Do this: Output each entry verbatim and exclude every picture from it.

Input data:

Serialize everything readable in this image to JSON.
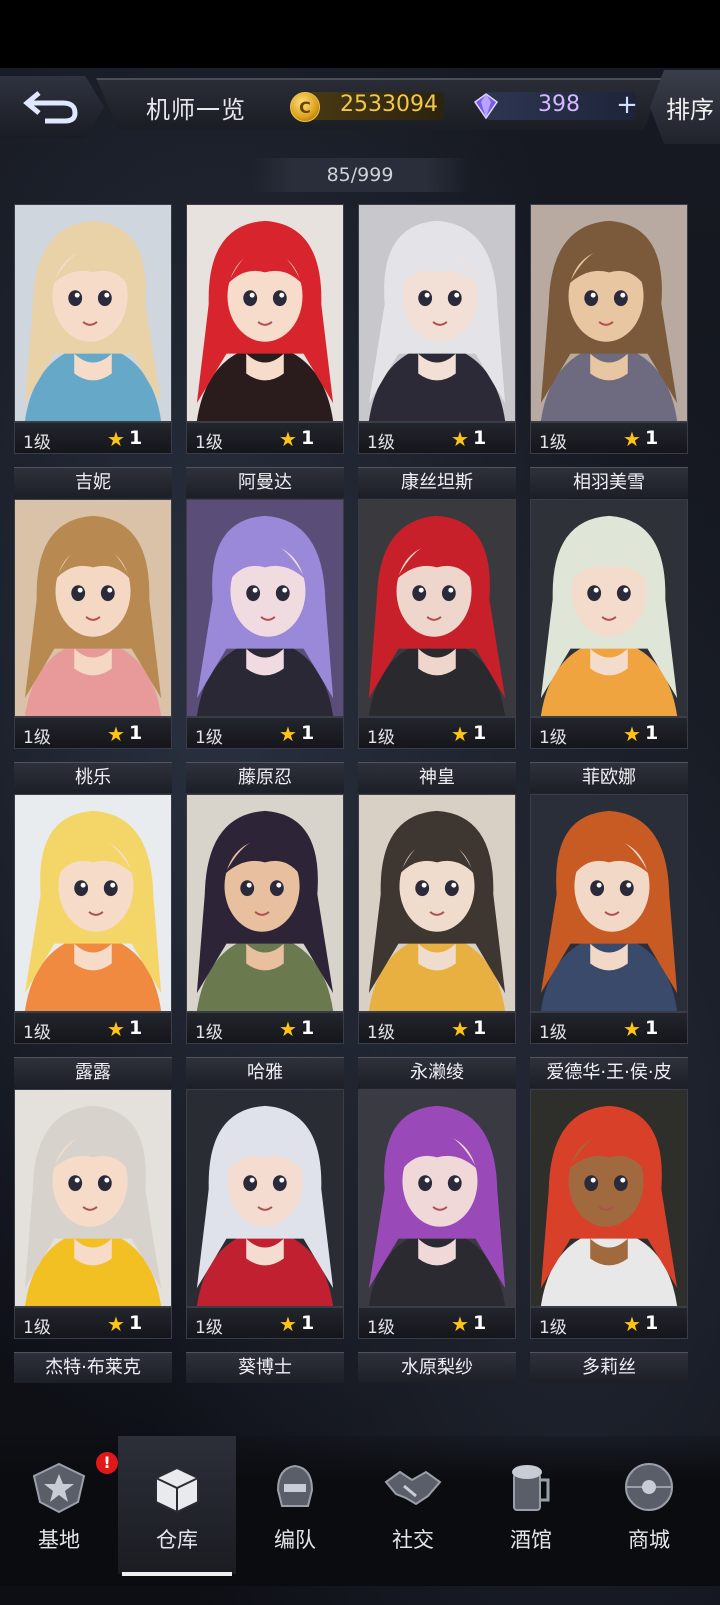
{
  "header": {
    "title": "机师一览",
    "gold_value": "2533094",
    "gem_value": "398",
    "plus_label": "+",
    "sort_label": "排序",
    "coin_glyph": "C"
  },
  "roster_count": "85/999",
  "characters": [
    {
      "name": "",
      "level": "1级",
      "stars": "1",
      "hair": "#e9d2a8",
      "skin": "#f6dcc8",
      "accent": "#66a8c8",
      "bg": "#cfd6de"
    },
    {
      "name": "",
      "level": "1级",
      "stars": "1",
      "hair": "#d8242c",
      "skin": "#f7dccb",
      "accent": "#2a1c1c",
      "bg": "#e8e2de"
    },
    {
      "name": "",
      "level": "1级",
      "stars": "1",
      "hair": "#e4e4e8",
      "skin": "#f2e0d6",
      "accent": "#2b2a36",
      "bg": "#c8c8cc"
    },
    {
      "name": "",
      "level": "1级",
      "stars": "1",
      "hair": "#7a5a3a",
      "skin": "#e8c6a2",
      "accent": "#6e6a80",
      "bg": "#b8aaa0"
    },
    {
      "name": "吉妮",
      "level": "1级",
      "stars": "1",
      "hair": "#b88a52",
      "skin": "#f4d8c4",
      "accent": "#e89a9a",
      "bg": "#d9c2a8"
    },
    {
      "name": "阿曼达",
      "level": "1级",
      "stars": "1",
      "hair": "#9a88d8",
      "skin": "#f0dbe0",
      "accent": "#2a2834",
      "bg": "#5a4e78"
    },
    {
      "name": "康丝坦斯",
      "level": "1级",
      "stars": "1",
      "hair": "#c8202a",
      "skin": "#efd6cc",
      "accent": "#2a2a2e",
      "bg": "#3a3a3e"
    },
    {
      "name": "相羽美雪",
      "level": "1级",
      "stars": "1",
      "hair": "#dfe6d8",
      "skin": "#f4dccc",
      "accent": "#f0a440",
      "bg": "#2e3238"
    },
    {
      "name": "桃乐",
      "level": "1级",
      "stars": "1",
      "hair": "#f4d668",
      "skin": "#f6dcc8",
      "accent": "#f08a40",
      "bg": "#e8ecef"
    },
    {
      "name": "藤原忍",
      "level": "1级",
      "stars": "1",
      "hair": "#2e2438",
      "skin": "#e8c0a0",
      "accent": "#6a7a4e",
      "bg": "#d8d4cc"
    },
    {
      "name": "神皇",
      "level": "1级",
      "stars": "1",
      "hair": "#3e3630",
      "skin": "#f0dccc",
      "accent": "#e8b040",
      "bg": "#d8d0c4"
    },
    {
      "name": "菲欧娜",
      "level": "1级",
      "stars": "1",
      "hair": "#c85a24",
      "skin": "#f2d8c6",
      "accent": "#3a4a6a",
      "bg": "#2a2e38"
    },
    {
      "name": "露露",
      "level": "1级",
      "stars": "1",
      "hair": "#d8d2cc",
      "skin": "#f6dcc8",
      "accent": "#f2c022",
      "bg": "#e4e0dc"
    },
    {
      "name": "哈雅",
      "level": "1级",
      "stars": "1",
      "hair": "#dfe2ea",
      "skin": "#f4dcd0",
      "accent": "#c02030",
      "bg": "#2a2c34"
    },
    {
      "name": "永濑绫",
      "level": "1级",
      "stars": "1",
      "hair": "#9a4ab8",
      "skin": "#f0d8d8",
      "accent": "#2a2a30",
      "bg": "#3a3a42"
    },
    {
      "name": "爱德华·王·侯·皮",
      "level": "1级",
      "stars": "1",
      "hair": "#d8402a",
      "skin": "#a06a3e",
      "accent": "#e8e8e8",
      "bg": "#2e2e2a"
    }
  ],
  "next_row_names": [
    "杰特·布莱克",
    "葵博士",
    "水原梨纱",
    "多莉丝"
  ],
  "nav": [
    {
      "label": "基地",
      "badge": "!"
    },
    {
      "label": "仓库"
    },
    {
      "label": "编队"
    },
    {
      "label": "社交"
    },
    {
      "label": "酒馆"
    },
    {
      "label": "商城"
    }
  ],
  "active_nav": "仓库",
  "colors": {
    "gold": "#f2c84b",
    "gem": "#d6b8ff",
    "star": "#ffc414",
    "alert": "#e01818"
  }
}
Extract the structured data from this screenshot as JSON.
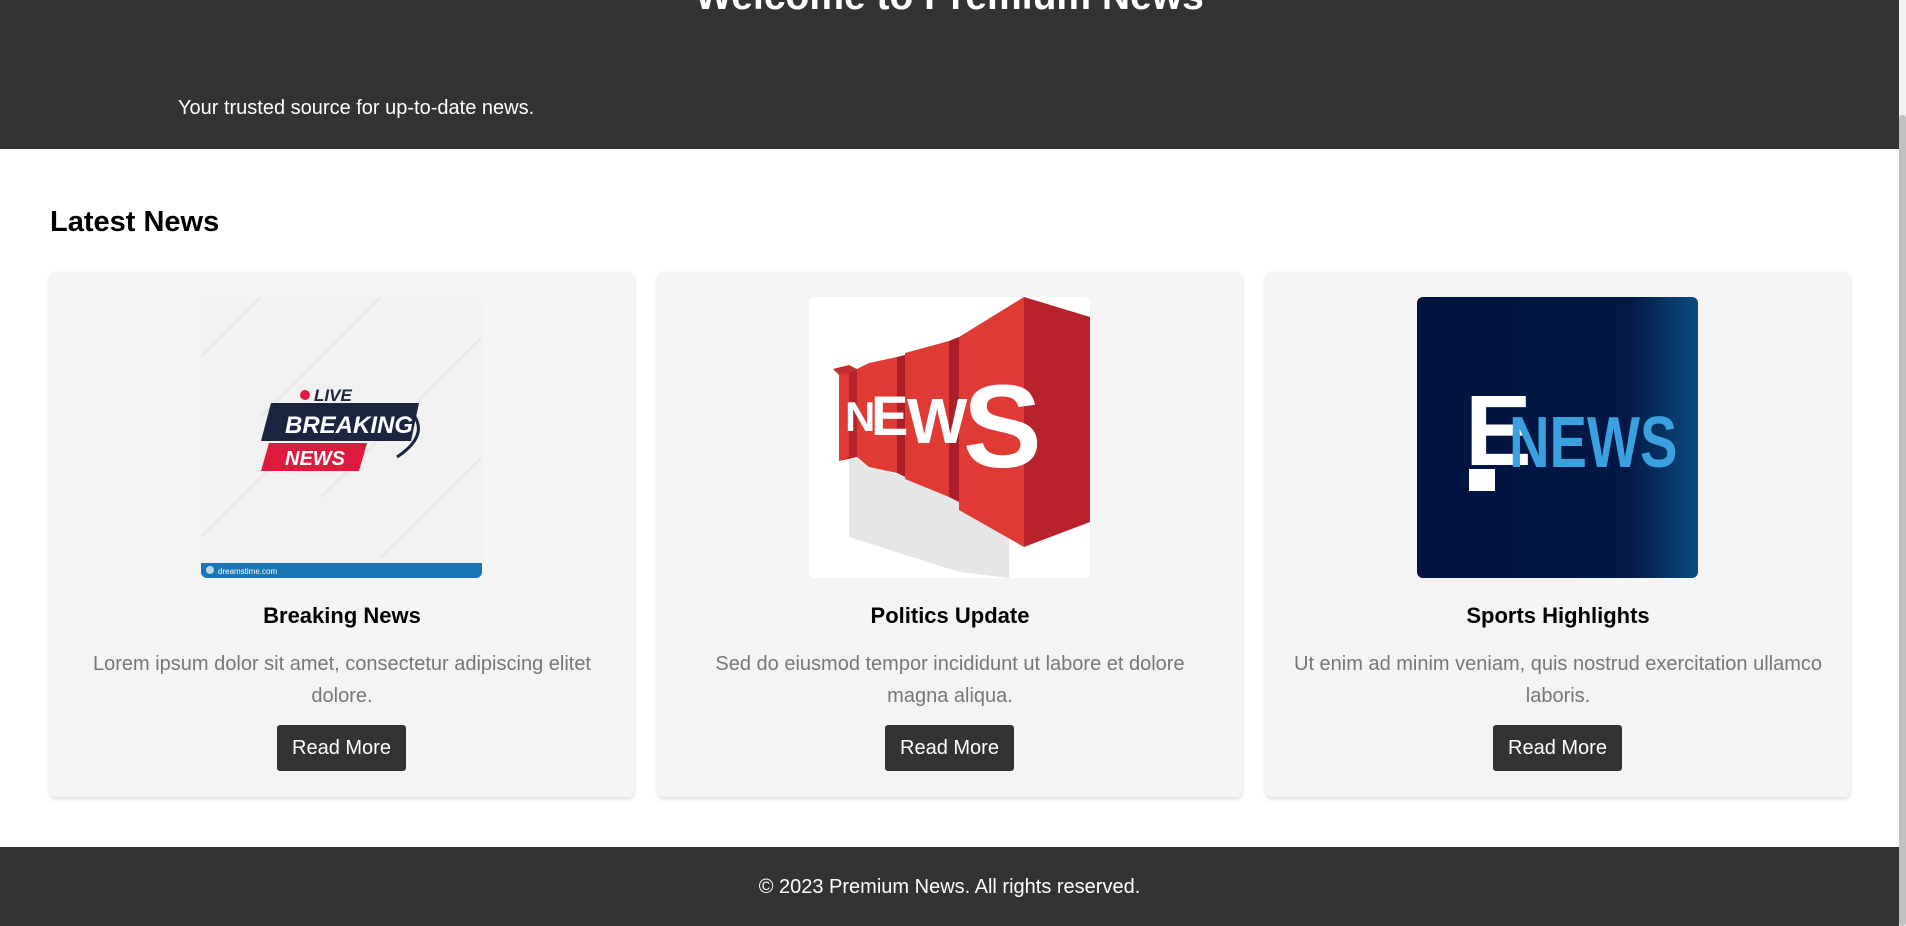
{
  "header": {
    "title": "Welcome to Premium News",
    "tagline": "Your trusted source for up-to-date news."
  },
  "main": {
    "section_title": "Latest News",
    "articles": [
      {
        "title": "Breaking News",
        "description": "Lorem ipsum dolor sit amet, consectetur adipiscing elitet dolore.",
        "button_label": "Read More",
        "image": {
          "name": "live-breaking-news-logo",
          "badge_text": "LIVE",
          "line1": "BREAKING",
          "line2": "NEWS",
          "footer_text": "dreamstime.com"
        }
      },
      {
        "title": "Politics Update",
        "description": "Sed do eiusmod tempor incididunt ut labore et dolore magna aliqua.",
        "button_label": "Read More",
        "image": {
          "name": "news-3d-blocks-logo",
          "letters": [
            "N",
            "E",
            "W",
            "S"
          ]
        }
      },
      {
        "title": "Sports Highlights",
        "description": "Ut enim ad minim veniam, quis nostrud exercitation ullamco laboris.",
        "button_label": "Read More",
        "image": {
          "name": "e-news-logo",
          "mark": "E",
          "word": "NEWS"
        }
      }
    ]
  },
  "footer": {
    "text": "© 2023 Premium News. All rights reserved."
  },
  "colors": {
    "header_bg": "#333333",
    "card_bg": "#f4f4f4",
    "button_bg": "#333333",
    "desc_text": "#777777",
    "breaking_red": "#e0193f",
    "breaking_navy": "#1b2540",
    "news_block_red": "#e03a35",
    "enews_bg": "#021340",
    "enews_blue": "#3aa0df"
  }
}
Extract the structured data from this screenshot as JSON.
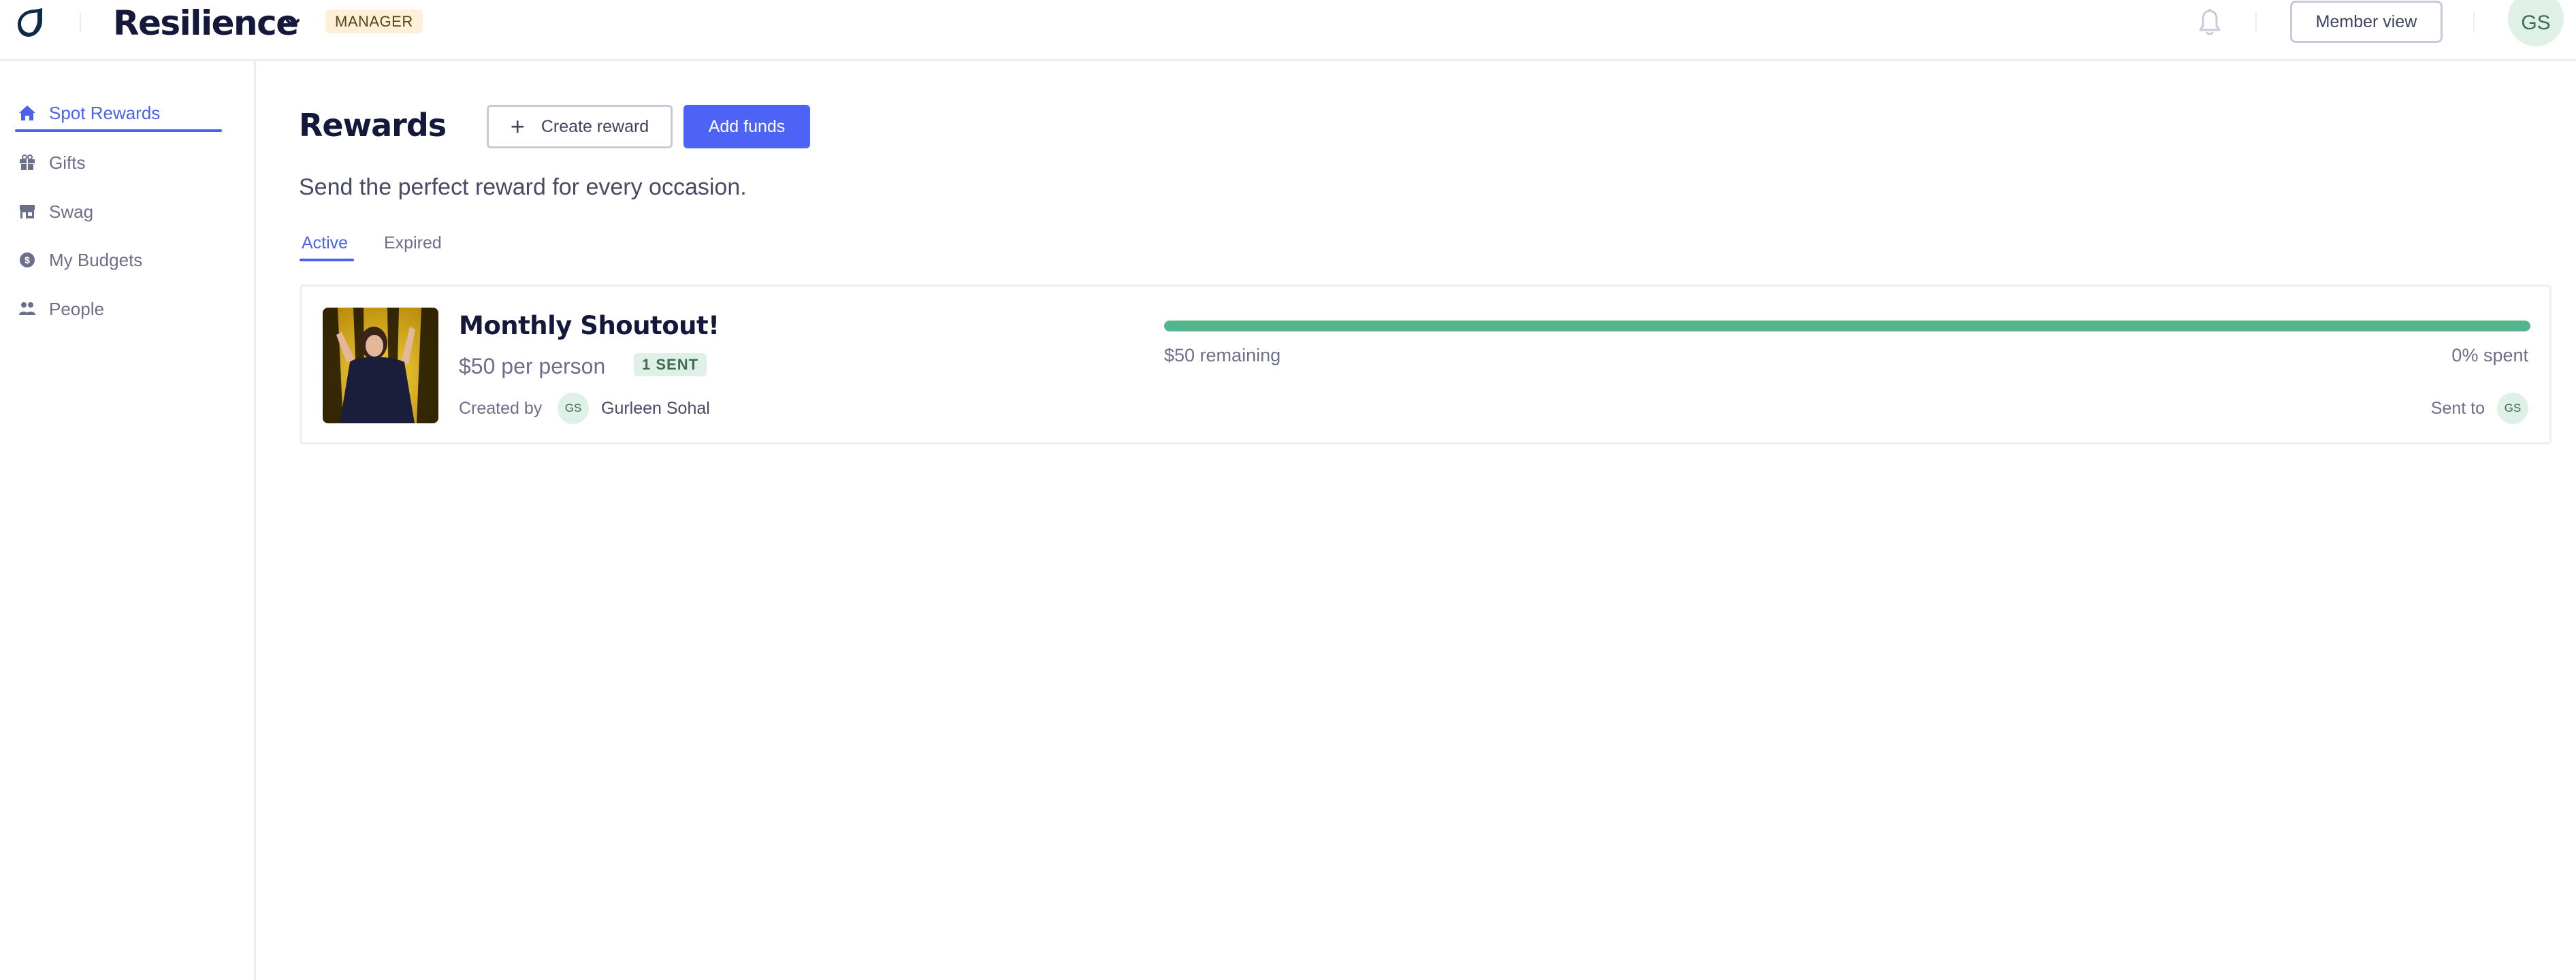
{
  "header": {
    "brand_name": "Resilience",
    "role_badge": "MANAGER",
    "member_view_label": "Member view",
    "user_initials": "GS"
  },
  "sidebar": {
    "items": [
      {
        "label": "Spot Rewards",
        "icon": "home-icon",
        "active": true
      },
      {
        "label": "Gifts",
        "icon": "gift-icon",
        "active": false
      },
      {
        "label": "Swag",
        "icon": "store-icon",
        "active": false
      },
      {
        "label": "My Budgets",
        "icon": "dollar-circle-icon",
        "active": false
      },
      {
        "label": "People",
        "icon": "people-icon",
        "active": false
      }
    ]
  },
  "main": {
    "title": "Rewards",
    "create_reward_label": "Create reward",
    "add_funds_label": "Add funds",
    "subtitle": "Send the perfect reward for every occasion.",
    "tabs": [
      {
        "label": "Active",
        "active": true
      },
      {
        "label": "Expired",
        "active": false
      }
    ],
    "rewards": [
      {
        "title": "Monthly Shoutout!",
        "amount_text": "$50 per person",
        "sent_badge": "1 SENT",
        "created_by_label": "Created by",
        "creator_initials": "GS",
        "creator_name": "Gurleen Sohal",
        "remaining_text": "$50 remaining",
        "spent_text": "0% spent",
        "remaining_fraction": 1.0,
        "sent_to_label": "Sent to",
        "recipient_initials": "GS"
      }
    ]
  },
  "colors": {
    "accent": "#4a61f0",
    "primary_button": "#4d63f5",
    "progress": "#52b58b",
    "avatar_bg": "#dff0e6",
    "badge_bg": "#fcf1d8"
  }
}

The completed task:
Serialize everything readable in this image to JSON.
{
  "header": {
    "title": "机师一览",
    "gold_value": "2533094",
    "gem_value": "398",
    "plus_label": "+",
    "sort_label": "排序",
    "coin_glyph": "C"
  },
  "roster_count": "85/999",
  "characters": [
    {
      "name": "",
      "level": "1级",
      "stars": "1",
      "hair": "#e9d2a8",
      "skin": "#f6dcc8",
      "accent": "#66a8c8",
      "bg": "#cfd6de"
    },
    {
      "name": "",
      "level": "1级",
      "stars": "1",
      "hair": "#d8242c",
      "skin": "#f7dccb",
      "accent": "#2a1c1c",
      "bg": "#e8e2de"
    },
    {
      "name": "",
      "level": "1级",
      "stars": "1",
      "hair": "#e4e4e8",
      "skin": "#f2e0d6",
      "accent": "#2b2a36",
      "bg": "#c8c8cc"
    },
    {
      "name": "",
      "level": "1级",
      "stars": "1",
      "hair": "#7a5a3a",
      "skin": "#e8c6a2",
      "accent": "#6e6a80",
      "bg": "#b8aaa0"
    },
    {
      "name": "吉妮",
      "level": "1级",
      "stars": "1",
      "hair": "#b88a52",
      "skin": "#f4d8c4",
      "accent": "#e89a9a",
      "bg": "#d9c2a8"
    },
    {
      "name": "阿曼达",
      "level": "1级",
      "stars": "1",
      "hair": "#9a88d8",
      "skin": "#f0dbe0",
      "accent": "#2a2834",
      "bg": "#5a4e78"
    },
    {
      "name": "康丝坦斯",
      "level": "1级",
      "stars": "1",
      "hair": "#c8202a",
      "skin": "#efd6cc",
      "accent": "#2a2a2e",
      "bg": "#3a3a3e"
    },
    {
      "name": "相羽美雪",
      "level": "1级",
      "stars": "1",
      "hair": "#dfe6d8",
      "skin": "#f4dccc",
      "accent": "#f0a440",
      "bg": "#2e3238"
    },
    {
      "name": "桃乐",
      "level": "1级",
      "stars": "1",
      "hair": "#f4d668",
      "skin": "#f6dcc8",
      "accent": "#f08a40",
      "bg": "#e8ecef"
    },
    {
      "name": "藤原忍",
      "level": "1级",
      "stars": "1",
      "hair": "#2e2438",
      "skin": "#e8c0a0",
      "accent": "#6a7a4e",
      "bg": "#d8d4cc"
    },
    {
      "name": "神皇",
      "level": "1级",
      "stars": "1",
      "hair": "#3e3630",
      "skin": "#f0dccc",
      "accent": "#e8b040",
      "bg": "#d8d0c4"
    },
    {
      "name": "菲欧娜",
      "level": "1级",
      "stars": "1",
      "hair": "#c85a24",
      "skin": "#f2d8c6",
      "accent": "#3a4a6a",
      "bg": "#2a2e38"
    },
    {
      "name": "露露",
      "level": "1级",
      "stars": "1",
      "hair": "#d8d2cc",
      "skin": "#f6dcc8",
      "accent": "#f2c022",
      "bg": "#e4e0dc"
    },
    {
      "name": "哈雅",
      "level": "1级",
      "stars": "1",
      "hair": "#dfe2ea",
      "skin": "#f4dcd0",
      "accent": "#c02030",
      "bg": "#2a2c34"
    },
    {
      "name": "永濑绫",
      "level": "1级",
      "stars": "1",
      "hair": "#9a4ab8",
      "skin": "#f0d8d8",
      "accent": "#2a2a30",
      "bg": "#3a3a42"
    },
    {
      "name": "爱德华·王·侯·皮",
      "level": "1级",
      "stars": "1",
      "hair": "#d8402a",
      "skin": "#a06a3e",
      "accent": "#e8e8e8",
      "bg": "#2e2e2a"
    }
  ],
  "next_row_names": [
    "杰特·布莱克",
    "葵博士",
    "水原梨纱",
    "多莉丝"
  ],
  "nav": [
    {
      "label": "基地",
      "badge": "!"
    },
    {
      "label": "仓库"
    },
    {
      "label": "编队"
    },
    {
      "label": "社交"
    },
    {
      "label": "酒馆"
    },
    {
      "label": "商城"
    }
  ],
  "active_nav": "仓库",
  "colors": {
    "gold": "#f2c84b",
    "gem": "#d6b8ff",
    "star": "#ffc414",
    "alert": "#e01818"
  }
}
Extract the structured data from this screenshot as JSON.
{
  "header": {
    "title": "Welcome to Premium News",
    "tagline": "Your trusted source for up-to-date news."
  },
  "main": {
    "section_title": "Latest News",
    "articles": [
      {
        "title": "Breaking News",
        "description": "Lorem ipsum dolor sit amet, consectetur adipiscing elitet dolore.",
        "button_label": "Read More",
        "image": {
          "name": "live-breaking-news-logo",
          "badge_text": "LIVE",
          "line1": "BREAKING",
          "line2": "NEWS",
          "footer_text": "dreamstime.com"
        }
      },
      {
        "title": "Politics Update",
        "description": "Sed do eiusmod tempor incididunt ut labore et dolore magna aliqua.",
        "button_label": "Read More",
        "image": {
          "name": "news-3d-blocks-logo",
          "letters": [
            "N",
            "E",
            "W",
            "S"
          ]
        }
      },
      {
        "title": "Sports Highlights",
        "description": "Ut enim ad minim veniam, quis nostrud exercitation ullamco laboris.",
        "button_label": "Read More",
        "image": {
          "name": "e-news-logo",
          "mark": "E",
          "word": "NEWS"
        }
      }
    ]
  },
  "footer": {
    "text": "© 2023 Premium News. All rights reserved."
  },
  "colors": {
    "header_bg": "#333333",
    "card_bg": "#f4f4f4",
    "button_bg": "#333333",
    "desc_text": "#777777",
    "breaking_red": "#e0193f",
    "breaking_navy": "#1b2540",
    "news_block_red": "#e03a35",
    "enews_bg": "#021340",
    "enews_blue": "#3aa0df"
  }
}
Extract the structured data from this screenshot as JSON.
{
  "header": {
    "brand_name": "Resilience",
    "role_badge": "MANAGER",
    "member_view_label": "Member view",
    "user_initials": "GS"
  },
  "sidebar": {
    "items": [
      {
        "label": "Spot Rewards",
        "icon": "home-icon",
        "active": true
      },
      {
        "label": "Gifts",
        "icon": "gift-icon",
        "active": false
      },
      {
        "label": "Swag",
        "icon": "store-icon",
        "active": false
      },
      {
        "label": "My Budgets",
        "icon": "dollar-circle-icon",
        "active": false
      },
      {
        "label": "People",
        "icon": "people-icon",
        "active": false
      }
    ]
  },
  "main": {
    "title": "Rewards",
    "create_reward_label": "Create reward",
    "add_funds_label": "Add funds",
    "subtitle": "Send the perfect reward for every occasion.",
    "tabs": [
      {
        "label": "Active",
        "active": true
      },
      {
        "label": "Expired",
        "active": false
      }
    ],
    "rewards": [
      {
        "title": "Monthly Shoutout!",
        "amount_text": "$50 per person",
        "sent_badge": "1 SENT",
        "created_by_label": "Created by",
        "creator_initials": "GS",
        "creator_name": "Gurleen Sohal",
        "remaining_text": "$50 remaining",
        "spent_text": "0% spent",
        "remaining_fraction": 1.0,
        "sent_to_label": "Sent to",
        "recipient_initials": "GS"
      }
    ]
  },
  "colors": {
    "accent": "#4a61f0",
    "primary_button": "#4d63f5",
    "progress": "#52b58b",
    "avatar_bg": "#dff0e6",
    "badge_bg": "#fcf1d8"
  }
}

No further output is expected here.